▸ **Extracted material**:
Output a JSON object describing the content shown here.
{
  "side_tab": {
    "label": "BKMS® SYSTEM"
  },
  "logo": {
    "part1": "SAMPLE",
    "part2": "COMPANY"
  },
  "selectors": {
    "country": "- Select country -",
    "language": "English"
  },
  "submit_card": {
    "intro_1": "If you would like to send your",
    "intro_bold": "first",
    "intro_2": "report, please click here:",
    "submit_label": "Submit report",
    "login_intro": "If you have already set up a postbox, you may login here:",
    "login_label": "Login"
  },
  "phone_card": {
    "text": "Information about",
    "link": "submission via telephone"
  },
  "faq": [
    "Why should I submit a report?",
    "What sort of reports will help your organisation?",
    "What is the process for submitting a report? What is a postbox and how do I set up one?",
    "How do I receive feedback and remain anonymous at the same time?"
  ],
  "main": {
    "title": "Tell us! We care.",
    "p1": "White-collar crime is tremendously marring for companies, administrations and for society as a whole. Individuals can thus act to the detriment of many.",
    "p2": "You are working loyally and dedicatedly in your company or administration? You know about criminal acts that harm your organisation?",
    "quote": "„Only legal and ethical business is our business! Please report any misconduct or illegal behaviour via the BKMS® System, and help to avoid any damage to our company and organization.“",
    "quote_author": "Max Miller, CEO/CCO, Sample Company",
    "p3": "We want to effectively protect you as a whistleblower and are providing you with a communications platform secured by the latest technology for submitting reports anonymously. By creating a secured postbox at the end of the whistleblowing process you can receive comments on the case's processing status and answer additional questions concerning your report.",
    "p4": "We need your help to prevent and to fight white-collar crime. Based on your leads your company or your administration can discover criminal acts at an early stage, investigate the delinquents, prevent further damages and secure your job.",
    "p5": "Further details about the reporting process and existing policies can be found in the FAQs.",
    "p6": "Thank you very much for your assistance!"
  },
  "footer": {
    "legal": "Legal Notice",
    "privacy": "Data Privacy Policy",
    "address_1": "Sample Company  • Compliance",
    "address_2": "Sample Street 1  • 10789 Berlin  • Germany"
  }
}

▸ **Objective**: Output all of the material, please, exactly as it stands.

▸ **Output for this task**:
Output a JSON object describing the content shown here.
{
  "side_tab": {
    "label": "BKMS® SYSTEM"
  },
  "logo": {
    "part1": "SAMPLE",
    "part2": "COMPANY"
  },
  "selectors": {
    "country": "- Select country -",
    "language": "English"
  },
  "submit_card": {
    "intro_1": "If you would like to send your",
    "intro_bold": "first",
    "intro_2": "report, please click here:",
    "submit_label": "Submit report",
    "login_intro": "If you have already set up a postbox, you may login here:",
    "login_label": "Login"
  },
  "phone_card": {
    "text": "Information about",
    "link": "submission via telephone"
  },
  "faq": [
    "Why should I submit a report?",
    "What sort of reports will help your organisation?",
    "What is the process for submitting a report? What is a postbox and how do I set up one?",
    "How do I receive feedback and remain anonymous at the same time?"
  ],
  "main": {
    "title": "Tell us! We care.",
    "p1": "White-collar crime is tremendously marring for companies, administrations and for society as a whole. Individuals can thus act to the detriment of many.",
    "p2": "You are working loyally and dedicatedly in your company or administration? You know about criminal acts that harm your organisation?",
    "quote": "„Only legal and ethical business is our business! Please report any misconduct or illegal behaviour via the BKMS® System, and help to avoid any damage to our company and organization.“",
    "quote_author": "Max Miller, CEO/CCO, Sample Company",
    "p3": "We want to effectively protect you as a whistleblower and are providing you with a communications platform secured by the latest technology for submitting reports anonymously. By creating a secured postbox at the end of the whistleblowing process you can receive comments on the case's processing status and answer additional questions concerning your report.",
    "p4": "We need your help to prevent and to fight white-collar crime. Based on your leads your company or your administration can discover criminal acts at an early stage, investigate the delinquents, prevent further damages and secure your job.",
    "p5": "Further details about the reporting process and existing policies can be found in the FAQs.",
    "p6": "Thank you very much for your assistance!"
  },
  "footer": {
    "legal": "Legal Notice",
    "privacy": "Data Privacy Policy",
    "address_1": "Sample Company  • Compliance",
    "address_2": "Sample Street 1  • 10789 Berlin  • Germany"
  }
}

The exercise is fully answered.